Task instructions:
Write out all the material exactly. Leave nothing out.

[Entries taken from a collection]
* BEGIN *

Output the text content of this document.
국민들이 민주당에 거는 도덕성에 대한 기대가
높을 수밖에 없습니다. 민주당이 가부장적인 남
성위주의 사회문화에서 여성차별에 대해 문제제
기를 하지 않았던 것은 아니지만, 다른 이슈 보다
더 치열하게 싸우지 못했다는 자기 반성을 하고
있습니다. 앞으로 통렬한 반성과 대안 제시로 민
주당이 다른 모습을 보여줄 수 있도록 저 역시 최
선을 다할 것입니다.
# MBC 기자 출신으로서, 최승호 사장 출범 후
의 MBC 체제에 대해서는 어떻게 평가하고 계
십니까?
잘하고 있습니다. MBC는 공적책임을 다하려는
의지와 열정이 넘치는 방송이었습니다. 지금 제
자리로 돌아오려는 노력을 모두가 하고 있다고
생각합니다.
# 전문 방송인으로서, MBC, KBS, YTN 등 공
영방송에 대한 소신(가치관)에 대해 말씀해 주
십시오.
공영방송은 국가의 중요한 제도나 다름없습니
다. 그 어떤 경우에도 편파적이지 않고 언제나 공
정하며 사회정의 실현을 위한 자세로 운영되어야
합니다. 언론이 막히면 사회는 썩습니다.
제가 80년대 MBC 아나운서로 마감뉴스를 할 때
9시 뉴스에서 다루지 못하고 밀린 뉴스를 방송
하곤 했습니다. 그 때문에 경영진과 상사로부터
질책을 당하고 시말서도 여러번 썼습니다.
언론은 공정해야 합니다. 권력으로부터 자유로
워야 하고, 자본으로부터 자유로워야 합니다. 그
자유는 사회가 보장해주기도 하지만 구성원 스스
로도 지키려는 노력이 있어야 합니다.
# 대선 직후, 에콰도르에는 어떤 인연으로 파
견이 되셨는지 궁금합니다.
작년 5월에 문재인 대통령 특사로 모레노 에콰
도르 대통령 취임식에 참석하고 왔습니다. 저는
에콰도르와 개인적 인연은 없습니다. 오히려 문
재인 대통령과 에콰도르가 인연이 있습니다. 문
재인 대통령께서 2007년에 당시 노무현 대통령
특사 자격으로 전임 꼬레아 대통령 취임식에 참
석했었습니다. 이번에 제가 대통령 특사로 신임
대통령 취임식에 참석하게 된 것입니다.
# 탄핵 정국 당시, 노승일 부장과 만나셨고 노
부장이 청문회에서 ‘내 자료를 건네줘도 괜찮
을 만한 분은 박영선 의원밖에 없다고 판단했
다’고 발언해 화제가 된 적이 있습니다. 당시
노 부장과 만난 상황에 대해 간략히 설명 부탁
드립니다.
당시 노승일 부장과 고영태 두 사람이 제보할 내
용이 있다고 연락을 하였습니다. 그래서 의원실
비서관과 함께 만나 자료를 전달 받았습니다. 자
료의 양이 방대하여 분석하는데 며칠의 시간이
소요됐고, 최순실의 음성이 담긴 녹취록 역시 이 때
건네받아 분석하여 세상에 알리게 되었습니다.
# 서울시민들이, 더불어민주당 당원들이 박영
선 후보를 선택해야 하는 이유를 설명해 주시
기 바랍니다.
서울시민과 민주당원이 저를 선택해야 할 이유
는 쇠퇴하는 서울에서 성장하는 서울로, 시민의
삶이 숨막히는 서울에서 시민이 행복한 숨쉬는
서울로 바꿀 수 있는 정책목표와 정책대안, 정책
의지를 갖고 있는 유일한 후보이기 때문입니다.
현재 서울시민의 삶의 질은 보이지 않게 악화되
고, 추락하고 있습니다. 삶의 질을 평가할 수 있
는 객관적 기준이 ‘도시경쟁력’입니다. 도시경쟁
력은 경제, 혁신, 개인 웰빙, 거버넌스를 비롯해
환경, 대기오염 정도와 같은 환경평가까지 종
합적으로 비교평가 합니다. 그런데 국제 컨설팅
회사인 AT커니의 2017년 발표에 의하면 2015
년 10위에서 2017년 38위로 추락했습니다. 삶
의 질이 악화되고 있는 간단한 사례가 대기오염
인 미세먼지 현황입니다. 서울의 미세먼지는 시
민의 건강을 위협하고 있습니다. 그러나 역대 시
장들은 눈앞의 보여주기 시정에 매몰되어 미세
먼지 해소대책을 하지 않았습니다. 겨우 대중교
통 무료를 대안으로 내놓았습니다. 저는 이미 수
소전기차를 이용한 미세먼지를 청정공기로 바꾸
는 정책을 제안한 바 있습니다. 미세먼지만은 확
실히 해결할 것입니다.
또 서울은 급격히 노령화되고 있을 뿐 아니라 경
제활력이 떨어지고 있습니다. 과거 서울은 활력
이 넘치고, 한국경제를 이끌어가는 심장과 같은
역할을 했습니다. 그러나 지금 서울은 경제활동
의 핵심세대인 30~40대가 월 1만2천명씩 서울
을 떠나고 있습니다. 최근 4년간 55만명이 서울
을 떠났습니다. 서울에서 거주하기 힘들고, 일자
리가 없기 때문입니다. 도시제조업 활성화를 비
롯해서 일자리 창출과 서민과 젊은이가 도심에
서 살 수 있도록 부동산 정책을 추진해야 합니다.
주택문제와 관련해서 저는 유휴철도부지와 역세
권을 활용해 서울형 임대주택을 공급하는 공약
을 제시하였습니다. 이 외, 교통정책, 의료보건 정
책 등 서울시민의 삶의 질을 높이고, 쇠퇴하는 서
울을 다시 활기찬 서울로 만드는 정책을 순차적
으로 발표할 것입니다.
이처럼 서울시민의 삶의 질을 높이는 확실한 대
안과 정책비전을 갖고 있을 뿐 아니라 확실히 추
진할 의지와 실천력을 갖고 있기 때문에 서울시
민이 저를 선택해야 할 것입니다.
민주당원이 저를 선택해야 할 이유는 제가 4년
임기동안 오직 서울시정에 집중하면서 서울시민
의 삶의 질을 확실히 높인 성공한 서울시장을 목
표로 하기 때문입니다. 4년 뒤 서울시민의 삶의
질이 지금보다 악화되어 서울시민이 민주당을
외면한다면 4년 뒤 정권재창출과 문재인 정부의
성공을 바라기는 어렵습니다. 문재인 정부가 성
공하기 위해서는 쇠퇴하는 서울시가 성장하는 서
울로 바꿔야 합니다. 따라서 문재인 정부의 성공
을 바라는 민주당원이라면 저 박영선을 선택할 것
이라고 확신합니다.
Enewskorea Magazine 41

* END *

Worked solution:
Output the text content of this document.
국민들이 민주당에 거는 도덕성에 대한 기대가
높을 수밖에 없습니다. 민주당이 가부장적인 남
성위주의 사회문화에서 여성차별에 대해 문제제
기를 하지 않았던 것은 아니지만, 다른 이슈 보다
더 치열하게 싸우지 못했다는 자기 반성을 하고
있습니다. 앞으로 통렬한 반성과 대안 제시로 민
주당이 다른 모습을 보여줄 수 있도록 저 역시 최
선을 다할 것입니다.
# MBC 기자 출신으로서, 최승호 사장 출범 후
의 MBC 체제에 대해서는 어떻게 평가하고 계
십니까?
잘하고 있습니다. MBC는 공적책임을 다하려는
의지와 열정이 넘치는 방송이었습니다. 지금 제
자리로 돌아오려는 노력을 모두가 하고 있다고
생각합니다.
# 전문 방송인으로서, MBC, KBS, YTN 등 공
영방송에 대한 소신(가치관)에 대해 말씀해 주
십시오.
공영방송은 국가의 중요한 제도나 다름없습니
다. 그 어떤 경우에도 편파적이지 않고 언제나 공
정하며 사회정의 실현을 위한 자세로 운영되어야
합니다. 언론이 막히면 사회는 썩습니다.
제가 80년대 MBC 아나운서로 마감뉴스를 할 때
9시 뉴스에서 다루지 못하고 밀린 뉴스를 방송
하곤 했습니다. 그 때문에 경영진과 상사로부터
질책을 당하고 시말서도 여러번 썼습니다.
언론은 공정해야 합니다. 권력으로부터 자유로
워야 하고, 자본으로부터 자유로워야 합니다. 그
자유는 사회가 보장해주기도 하지만 구성원 스스
로도 지키려는 노력이 있어야 합니다.
# 대선 직후, 에콰도르에는 어떤 인연으로 파
견이 되셨는지 궁금합니다.
작년 5월에 문재인 대통령 특사로 모레노 에콰
도르 대통령 취임식에 참석하고 왔습니다. 저는
에콰도르와 개인적 인연은 없습니다. 오히려 문
재인 대통령과 에콰도르가 인연이 있습니다. 문
재인 대통령께서 2007년에 당시 노무현 대통령
특사 자격으로 전임 꼬레아 대통령 취임식에 참
석했었습니다. 이번에 제가 대통령 특사로 신임
대통령 취임식에 참석하게 된 것입니다.
# 탄핵 정국 당시, 노승일 부장과 만나셨고 노
부장이 청문회에서 ‘내 자료를 건네줘도 괜찮
을 만한 분은 박영선 의원밖에 없다고 판단했
다’고 발언해 화제가 된 적이 있습니다. 당시
노 부장과 만난 상황에 대해 간략히 설명 부탁
드립니다.
당시 노승일 부장과 고영태 두 사람이 제보할 내
용이 있다고 연락을 하였습니다. 그래서 의원실
비서관과 함께 만나 자료를 전달 받았습니다. 자
료의 양이 방대하여 분석하는데 며칠의 시간이
소요됐고, 최순실의 음성이 담긴 녹취록 역시 이 때
건네받아 분석하여 세상에 알리게 되었습니다.
# 서울시민들이, 더불어민주당 당원들이 박영
선 후보를 선택해야 하는 이유를 설명해 주시
기 바랍니다.
서울시민과 민주당원이 저를 선택해야 할 이유
는 쇠퇴하는 서울에서 성장하는 서울로, 시민의
삶이 숨막히는 서울에서 시민이 행복한 숨쉬는
서울로 바꿀 수 있는 정책목표와 정책대안, 정책
의지를 갖고 있는 유일한 후보이기 때문입니다.
현재 서울시민의 삶의 질은 보이지 않게 악화되
고, 추락하고 있습니다. 삶의 질을 평가할 수 있
는 객관적 기준이 ‘도시경쟁력’입니다. 도시경쟁
력은 경제, 혁신, 개인 웰빙, 거버넌스를 비롯해
환경, 대기오염 정도와 같은 환경평가까지 종
합적으로 비교평가 합니다. 그런데 국제 컨설팅
회사인 AT커니의 2017년 발표에 의하면 2015
년 10위에서 2017년 38위로 추락했습니다. 삶
의 질이 악화되고 있는 간단한 사례가 대기오염
인 미세먼지 현황입니다. 서울의 미세먼지는 시
민의 건강을 위협하고 있습니다. 그러나 역대 시
장들은 눈앞의 보여주기 시정에 매몰되어 미세
먼지 해소대책을 하지 않았습니다. 겨우 대중교
통 무료를 대안으로 내놓았습니다. 저는 이미 수
소전기차를 이용한 미세먼지를 청정공기로 바꾸
는 정책을 제안한 바 있습니다. 미세먼지만은 확
실히 해결할 것입니다.
또 서울은 급격히 노령화되고 있을 뿐 아니라 경
제활력이 떨어지고 있습니다. 과거 서울은 활력
이 넘치고, 한국경제를 이끌어가는 심장과 같은
역할을 했습니다. 그러나 지금 서울은 경제활동
의 핵심세대인 30~40대가 월 1만2천명씩 서울
을 떠나고 있습니다. 최근 4년간 55만명이 서울
을 떠났습니다. 서울에서 거주하기 힘들고, 일자
리가 없기 때문입니다. 도시제조업 활성화를 비
롯해서 일자리 창출과 서민과 젊은이가 도심에
서 살 수 있도록 부동산 정책을 추진해야 합니다.
주택문제와 관련해서 저는 유휴철도부지와 역세
권을 활용해 서울형 임대주택을 공급하는 공약
을 제시하였습니다. 이 외, 교통정책, 의료보건 정
책 등 서울시민의 삶의 질을 높이고, 쇠퇴하는 서
울을 다시 활기찬 서울로 만드는 정책을 순차적
으로 발표할 것입니다.
이처럼 서울시민의 삶의 질을 높이는 확실한 대
안과 정책비전을 갖고 있을 뿐 아니라 확실히 추
진할 의지와 실천력을 갖고 있기 때문에 서울시
민이 저를 선택해야 할 것입니다.
민주당원이 저를 선택해야 할 이유는 제가 4년
임기동안 오직 서울시정에 집중하면서 서울시민
의 삶의 질을 확실히 높인 성공한 서울시장을 목
표로 하기 때문입니다. 4년 뒤 서울시민의 삶의
질이 지금보다 악화되어 서울시민이 민주당을
외면한다면 4년 뒤 정권재창출과 문재인 정부의
성공을 바라기는 어렵습니다. 문재인 정부가 성
공하기 위해서는 쇠퇴하는 서울시가 성장하는 서
울로 바꿔야 합니다. 따라서 문재인 정부의 성공
을 바라는 민주당원이라면 저 박영선을 선택할 것
이라고 확신합니다.
Enewskorea Magazine 41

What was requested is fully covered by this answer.